-- EXERCISE INPUT follows --
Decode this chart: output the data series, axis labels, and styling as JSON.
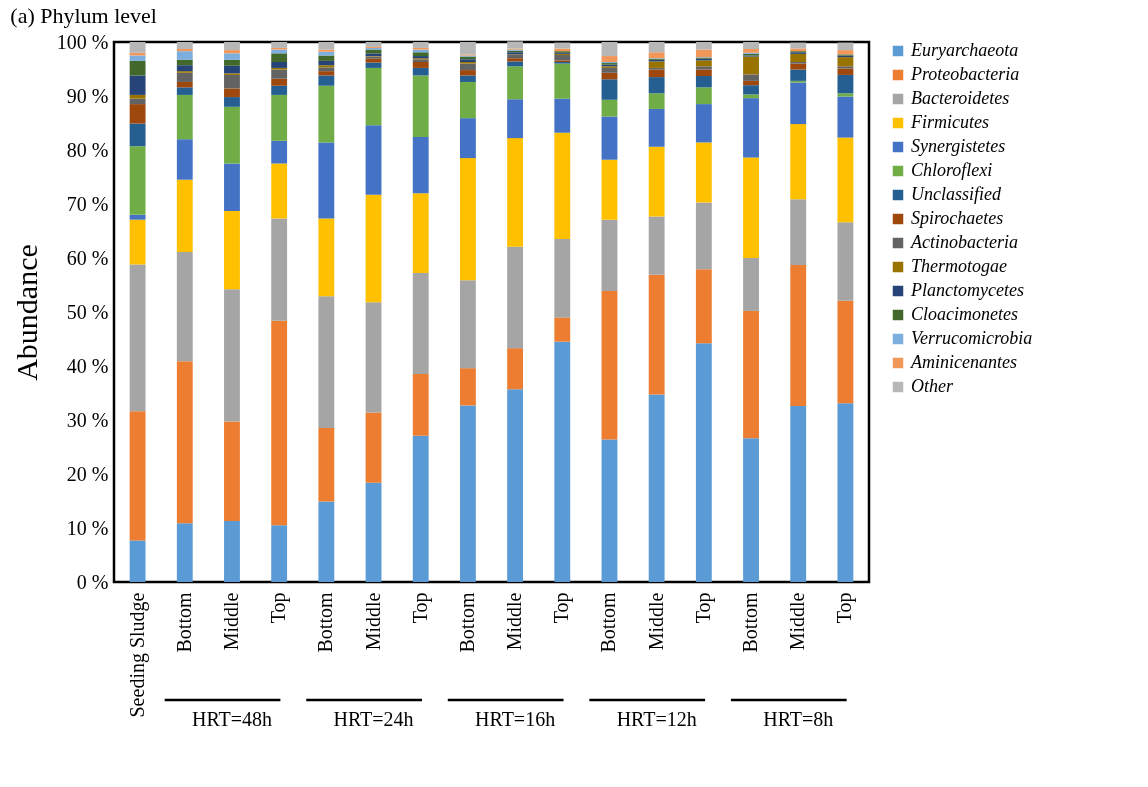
{
  "chart_data": {
    "type": "bar",
    "stacked": true,
    "title": "(a) Phylum level",
    "ylabel": "Abundance",
    "categories": [
      "Seeding Sludge",
      "Bottom",
      "Middle",
      "Top",
      "Bottom",
      "Middle",
      "Top",
      "Bottom",
      "Middle",
      "Top",
      "Bottom",
      "Middle",
      "Top",
      "Bottom",
      "Middle",
      "Top"
    ],
    "annotations": [
      "HRT=48h",
      "HRT=24h",
      "HRT=16h",
      "HRT=12h",
      "HRT=8h"
    ],
    "ylim": [
      0,
      100
    ],
    "yticks": [
      {
        "value": 0,
        "label": "0 %"
      },
      {
        "value": 10,
        "label": "10 %"
      },
      {
        "value": 20,
        "label": "20 %"
      },
      {
        "value": 30,
        "label": "30 %"
      },
      {
        "value": 40,
        "label": "40 %"
      },
      {
        "value": 50,
        "label": "50 %"
      },
      {
        "value": 60,
        "label": "60 %"
      },
      {
        "value": 70,
        "label": "70 %"
      },
      {
        "value": 80,
        "label": "80 %"
      },
      {
        "value": 90,
        "label": "90 %"
      },
      {
        "value": 100,
        "label": "100 %"
      }
    ],
    "grid": false,
    "legend": "right",
    "series": [
      {
        "name": "Euryarchaeota",
        "color": "#5b9bd5",
        "values": [
          7.7,
          10.9,
          11.3,
          10.5,
          14.9,
          18.4,
          27.1,
          32.7,
          35.7,
          44.5,
          26.4,
          34.7,
          44.2,
          26.6,
          32.6,
          33.1
        ]
      },
      {
        "name": "Proteobacteria",
        "color": "#ed7d31",
        "values": [
          23.9,
          30.0,
          18.4,
          37.9,
          13.6,
          13.0,
          11.4,
          6.9,
          7.6,
          4.5,
          27.5,
          22.2,
          13.7,
          23.6,
          26.1,
          19.0
        ]
      },
      {
        "name": "Bacteroidetes",
        "color": "#a5a5a5",
        "values": [
          27.2,
          20.2,
          24.5,
          18.9,
          24.4,
          20.4,
          18.7,
          16.3,
          18.8,
          14.5,
          13.2,
          10.8,
          12.4,
          9.8,
          12.2,
          14.5
        ]
      },
      {
        "name": "Firmicutes",
        "color": "#ffc000",
        "values": [
          8.3,
          13.4,
          14.5,
          10.2,
          14.4,
          19.9,
          14.8,
          22.6,
          20.1,
          19.7,
          11.1,
          12.9,
          11.1,
          18.6,
          13.9,
          15.7
        ]
      },
      {
        "name": "Synergistetes",
        "color": "#4472c4",
        "values": [
          0.9,
          7.5,
          8.8,
          4.2,
          14.1,
          12.9,
          10.4,
          7.4,
          7.2,
          6.3,
          8.0,
          7.0,
          7.1,
          11.0,
          7.7,
          7.6
        ]
      },
      {
        "name": "Chloroflexi",
        "color": "#70ad47",
        "values": [
          12.7,
          8.2,
          10.5,
          8.5,
          10.5,
          10.6,
          11.4,
          6.7,
          6.1,
          6.5,
          3.1,
          2.9,
          3.1,
          0.7,
          0.3,
          0.6
        ]
      },
      {
        "name": "Unclassified",
        "color": "#255e91",
        "values": [
          4.2,
          1.4,
          1.8,
          1.7,
          1.9,
          1.0,
          1.4,
          1.2,
          0.9,
          0.3,
          3.8,
          3.0,
          2.1,
          1.7,
          2.1,
          3.4
        ]
      },
      {
        "name": "Spirochaetes",
        "color": "#9e480e",
        "values": [
          3.6,
          1.0,
          1.6,
          1.3,
          0.8,
          0.7,
          1.1,
          1.0,
          0.6,
          0.3,
          1.2,
          1.4,
          1.2,
          0.8,
          1.1,
          1.2
        ]
      },
      {
        "name": "Actinobacteria",
        "color": "#636363",
        "values": [
          1.0,
          1.7,
          2.5,
          1.7,
          0.7,
          0.4,
          0.5,
          1.2,
          0.6,
          1.0,
          0.9,
          0.3,
          0.6,
          1.2,
          0.3,
          0.4
        ]
      },
      {
        "name": "Thermotogae",
        "color": "#997300",
        "values": [
          0.7,
          0.3,
          0.3,
          0.3,
          0.4,
          0.1,
          0.2,
          0.3,
          0.1,
          0.2,
          0.3,
          1.2,
          1.1,
          3.3,
          1.5,
          1.7
        ]
      },
      {
        "name": "Planctomycetes",
        "color": "#264478",
        "values": [
          3.6,
          1.1,
          1.4,
          1.1,
          0.8,
          0.5,
          0.4,
          0.5,
          0.4,
          0.2,
          0.3,
          0.3,
          0.3,
          0.2,
          0.3,
          0.3
        ]
      },
      {
        "name": "Cloacimonetes",
        "color": "#43682b",
        "values": [
          2.7,
          1.0,
          1.1,
          1.6,
          1.0,
          0.7,
          0.7,
          0.5,
          0.3,
          0.3,
          0.3,
          0.2,
          0.2,
          0.3,
          0.2,
          0.2
        ]
      },
      {
        "name": "Verrucomicrobia",
        "color": "#7cafdd",
        "values": [
          1.0,
          1.6,
          1.2,
          0.7,
          0.7,
          0.3,
          0.5,
          0.2,
          0.2,
          null,
          0.2,
          0.1,
          0.1,
          0.2,
          null,
          null
        ]
      },
      {
        "name": "Aminicenantes",
        "color": "#f1975a",
        "values": [
          0.5,
          0.4,
          0.6,
          0.3,
          0.4,
          0.2,
          0.3,
          0.2,
          0.2,
          0.5,
          1.1,
          1.1,
          1.4,
          0.7,
          0.5,
          0.8
        ]
      },
      {
        "name": "Other",
        "color": "#b7b7b7",
        "values": [
          2.0,
          1.3,
          1.5,
          1.1,
          1.4,
          0.9,
          1.1,
          2.3,
          1.3,
          1.1,
          2.6,
          1.9,
          1.4,
          1.3,
          1.1,
          1.4
        ]
      }
    ]
  }
}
-- EXERCISE INPUT concluded --
EXERCISE DESCRIPTION: Transcribe the complete set of entries verbatim. No pictures belong in the copy.

RESPONSE BELOW:
Decode this chart: output the data series, axis labels, and styling as JSON.
{
  "chart_data": {
    "type": "bar",
    "stacked": true,
    "title": "(a) Phylum level",
    "ylabel": "Abundance",
    "categories": [
      "Seeding Sludge",
      "Bottom",
      "Middle",
      "Top",
      "Bottom",
      "Middle",
      "Top",
      "Bottom",
      "Middle",
      "Top",
      "Bottom",
      "Middle",
      "Top",
      "Bottom",
      "Middle",
      "Top"
    ],
    "annotations": [
      "HRT=48h",
      "HRT=24h",
      "HRT=16h",
      "HRT=12h",
      "HRT=8h"
    ],
    "ylim": [
      0,
      100
    ],
    "yticks": [
      {
        "value": 0,
        "label": "0 %"
      },
      {
        "value": 10,
        "label": "10 %"
      },
      {
        "value": 20,
        "label": "20 %"
      },
      {
        "value": 30,
        "label": "30 %"
      },
      {
        "value": 40,
        "label": "40 %"
      },
      {
        "value": 50,
        "label": "50 %"
      },
      {
        "value": 60,
        "label": "60 %"
      },
      {
        "value": 70,
        "label": "70 %"
      },
      {
        "value": 80,
        "label": "80 %"
      },
      {
        "value": 90,
        "label": "90 %"
      },
      {
        "value": 100,
        "label": "100 %"
      }
    ],
    "grid": false,
    "legend": "right",
    "series": [
      {
        "name": "Euryarchaeota",
        "color": "#5b9bd5",
        "values": [
          7.7,
          10.9,
          11.3,
          10.5,
          14.9,
          18.4,
          27.1,
          32.7,
          35.7,
          44.5,
          26.4,
          34.7,
          44.2,
          26.6,
          32.6,
          33.1
        ]
      },
      {
        "name": "Proteobacteria",
        "color": "#ed7d31",
        "values": [
          23.9,
          30.0,
          18.4,
          37.9,
          13.6,
          13.0,
          11.4,
          6.9,
          7.6,
          4.5,
          27.5,
          22.2,
          13.7,
          23.6,
          26.1,
          19.0
        ]
      },
      {
        "name": "Bacteroidetes",
        "color": "#a5a5a5",
        "values": [
          27.2,
          20.2,
          24.5,
          18.9,
          24.4,
          20.4,
          18.7,
          16.3,
          18.8,
          14.5,
          13.2,
          10.8,
          12.4,
          9.8,
          12.2,
          14.5
        ]
      },
      {
        "name": "Firmicutes",
        "color": "#ffc000",
        "values": [
          8.3,
          13.4,
          14.5,
          10.2,
          14.4,
          19.9,
          14.8,
          22.6,
          20.1,
          19.7,
          11.1,
          12.9,
          11.1,
          18.6,
          13.9,
          15.7
        ]
      },
      {
        "name": "Synergistetes",
        "color": "#4472c4",
        "values": [
          0.9,
          7.5,
          8.8,
          4.2,
          14.1,
          12.9,
          10.4,
          7.4,
          7.2,
          6.3,
          8.0,
          7.0,
          7.1,
          11.0,
          7.7,
          7.6
        ]
      },
      {
        "name": "Chloroflexi",
        "color": "#70ad47",
        "values": [
          12.7,
          8.2,
          10.5,
          8.5,
          10.5,
          10.6,
          11.4,
          6.7,
          6.1,
          6.5,
          3.1,
          2.9,
          3.1,
          0.7,
          0.3,
          0.6
        ]
      },
      {
        "name": "Unclassified",
        "color": "#255e91",
        "values": [
          4.2,
          1.4,
          1.8,
          1.7,
          1.9,
          1.0,
          1.4,
          1.2,
          0.9,
          0.3,
          3.8,
          3.0,
          2.1,
          1.7,
          2.1,
          3.4
        ]
      },
      {
        "name": "Spirochaetes",
        "color": "#9e480e",
        "values": [
          3.6,
          1.0,
          1.6,
          1.3,
          0.8,
          0.7,
          1.1,
          1.0,
          0.6,
          0.3,
          1.2,
          1.4,
          1.2,
          0.8,
          1.1,
          1.2
        ]
      },
      {
        "name": "Actinobacteria",
        "color": "#636363",
        "values": [
          1.0,
          1.7,
          2.5,
          1.7,
          0.7,
          0.4,
          0.5,
          1.2,
          0.6,
          1.0,
          0.9,
          0.3,
          0.6,
          1.2,
          0.3,
          0.4
        ]
      },
      {
        "name": "Thermotogae",
        "color": "#997300",
        "values": [
          0.7,
          0.3,
          0.3,
          0.3,
          0.4,
          0.1,
          0.2,
          0.3,
          0.1,
          0.2,
          0.3,
          1.2,
          1.1,
          3.3,
          1.5,
          1.7
        ]
      },
      {
        "name": "Planctomycetes",
        "color": "#264478",
        "values": [
          3.6,
          1.1,
          1.4,
          1.1,
          0.8,
          0.5,
          0.4,
          0.5,
          0.4,
          0.2,
          0.3,
          0.3,
          0.3,
          0.2,
          0.3,
          0.3
        ]
      },
      {
        "name": "Cloacimonetes",
        "color": "#43682b",
        "values": [
          2.7,
          1.0,
          1.1,
          1.6,
          1.0,
          0.7,
          0.7,
          0.5,
          0.3,
          0.3,
          0.3,
          0.2,
          0.2,
          0.3,
          0.2,
          0.2
        ]
      },
      {
        "name": "Verrucomicrobia",
        "color": "#7cafdd",
        "values": [
          1.0,
          1.6,
          1.2,
          0.7,
          0.7,
          0.3,
          0.5,
          0.2,
          0.2,
          null,
          0.2,
          0.1,
          0.1,
          0.2,
          null,
          null
        ]
      },
      {
        "name": "Aminicenantes",
        "color": "#f1975a",
        "values": [
          0.5,
          0.4,
          0.6,
          0.3,
          0.4,
          0.2,
          0.3,
          0.2,
          0.2,
          0.5,
          1.1,
          1.1,
          1.4,
          0.7,
          0.5,
          0.8
        ]
      },
      {
        "name": "Other",
        "color": "#b7b7b7",
        "values": [
          2.0,
          1.3,
          1.5,
          1.1,
          1.4,
          0.9,
          1.1,
          2.3,
          1.3,
          1.1,
          2.6,
          1.9,
          1.4,
          1.3,
          1.1,
          1.4
        ]
      }
    ]
  }
}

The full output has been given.